** Begin **

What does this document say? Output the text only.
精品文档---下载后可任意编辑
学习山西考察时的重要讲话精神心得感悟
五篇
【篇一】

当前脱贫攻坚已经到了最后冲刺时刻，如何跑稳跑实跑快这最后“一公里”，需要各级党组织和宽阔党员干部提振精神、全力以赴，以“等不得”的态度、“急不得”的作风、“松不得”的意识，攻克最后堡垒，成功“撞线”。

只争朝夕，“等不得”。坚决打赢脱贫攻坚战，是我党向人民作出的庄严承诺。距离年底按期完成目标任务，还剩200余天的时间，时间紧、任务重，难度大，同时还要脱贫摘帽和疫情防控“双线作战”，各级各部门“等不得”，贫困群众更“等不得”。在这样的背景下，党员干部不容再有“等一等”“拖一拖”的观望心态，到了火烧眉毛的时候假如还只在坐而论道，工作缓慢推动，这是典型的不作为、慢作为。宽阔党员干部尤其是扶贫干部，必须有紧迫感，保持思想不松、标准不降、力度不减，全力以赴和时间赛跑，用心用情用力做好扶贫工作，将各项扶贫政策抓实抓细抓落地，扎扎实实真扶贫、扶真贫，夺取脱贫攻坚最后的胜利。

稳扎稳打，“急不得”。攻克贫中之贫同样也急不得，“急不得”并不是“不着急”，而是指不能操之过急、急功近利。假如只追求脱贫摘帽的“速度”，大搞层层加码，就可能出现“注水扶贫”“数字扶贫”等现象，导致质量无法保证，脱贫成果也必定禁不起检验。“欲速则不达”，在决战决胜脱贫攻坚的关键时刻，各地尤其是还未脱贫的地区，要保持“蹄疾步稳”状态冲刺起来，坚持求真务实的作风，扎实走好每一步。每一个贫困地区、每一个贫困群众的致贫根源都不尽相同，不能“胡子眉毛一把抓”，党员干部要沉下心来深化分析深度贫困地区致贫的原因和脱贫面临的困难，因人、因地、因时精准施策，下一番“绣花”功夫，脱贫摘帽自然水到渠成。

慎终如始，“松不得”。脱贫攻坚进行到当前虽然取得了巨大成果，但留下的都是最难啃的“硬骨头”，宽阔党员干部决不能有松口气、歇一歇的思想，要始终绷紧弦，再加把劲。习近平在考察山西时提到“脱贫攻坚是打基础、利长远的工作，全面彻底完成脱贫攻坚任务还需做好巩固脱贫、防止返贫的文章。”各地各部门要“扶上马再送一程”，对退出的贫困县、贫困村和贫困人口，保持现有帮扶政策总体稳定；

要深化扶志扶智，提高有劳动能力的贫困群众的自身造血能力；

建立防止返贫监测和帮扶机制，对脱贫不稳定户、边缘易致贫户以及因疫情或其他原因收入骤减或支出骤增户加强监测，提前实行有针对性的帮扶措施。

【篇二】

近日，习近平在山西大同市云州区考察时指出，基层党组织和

** End **

Extract the complete data, matching each line exactly.

What does this document say? Output the text only.
精品文档---下载后可任意编辑
学习山西考察时的重要讲话精神心得感悟
五篇
【篇一】

当前脱贫攻坚已经到了最后冲刺时刻，如何跑稳跑实跑快这最后“一公里”，需要各级党组织和宽阔党员干部提振精神、全力以赴，以“等不得”的态度、“急不得”的作风、“松不得”的意识，攻克最后堡垒，成功“撞线”。

只争朝夕，“等不得”。坚决打赢脱贫攻坚战，是我党向人民作出的庄严承诺。距离年底按期完成目标任务，还剩200余天的时间，时间紧、任务重，难度大，同时还要脱贫摘帽和疫情防控“双线作战”，各级各部门“等不得”，贫困群众更“等不得”。在这样的背景下，党员干部不容再有“等一等”“拖一拖”的观望心态，到了火烧眉毛的时候假如还只在坐而论道，工作缓慢推动，这是典型的不作为、慢作为。宽阔党员干部尤其是扶贫干部，必须有紧迫感，保持思想不松、标准不降、力度不减，全力以赴和时间赛跑，用心用情用力做好扶贫工作，将各项扶贫政策抓实抓细抓落地，扎扎实实真扶贫、扶真贫，夺取脱贫攻坚最后的胜利。

稳扎稳打，“急不得”。攻克贫中之贫同样也急不得，“急不得”并不是“不着急”，而是指不能操之过急、急功近利。假如只追求脱贫摘帽的“速度”，大搞层层加码，就可能出现“注水扶贫”“数字扶贫”等现象，导致质量无法保证，脱贫成果也必定禁不起检验。“欲速则不达”，在决战决胜脱贫攻坚的关键时刻，各地尤其是还未脱贫的地区，要保持“蹄疾步稳”状态冲刺起来，坚持求真务实的作风，扎实走好每一步。每一个贫困地区、每一个贫困群众的致贫根源都不尽相同，不能“胡子眉毛一把抓”，党员干部要沉下心来深化分析深度贫困地区致贫的原因和脱贫面临的困难，因人、因地、因时精准施策，下一番“绣花”功夫，脱贫摘帽自然水到渠成。

慎终如始，“松不得”。脱贫攻坚进行到当前虽然取得了巨大成果，但留下的都是最难啃的“硬骨头”，宽阔党员干部决不能有松口气、歇一歇的思想，要始终绷紧弦，再加把劲。习近平在考察山西时提到“脱贫攻坚是打基础、利长远的工作，全面彻底完成脱贫攻坚任务还需做好巩固脱贫、防止返贫的文章。”各地各部门要“扶上马再送一程”，对退出的贫困县、贫困村和贫困人口，保持现有帮扶政策总体稳定；

要深化扶志扶智，提高有劳动能力的贫困群众的自身造血能力；

建立防止返贫监测和帮扶机制，对脱贫不稳定户、边缘易致贫户以及因疫情或其他原因收入骤减或支出骤增户加强监测，提前实行有针对性的帮扶措施。

【篇二】

近日，习近平在山西大同市云州区考察时指出，基层党组织和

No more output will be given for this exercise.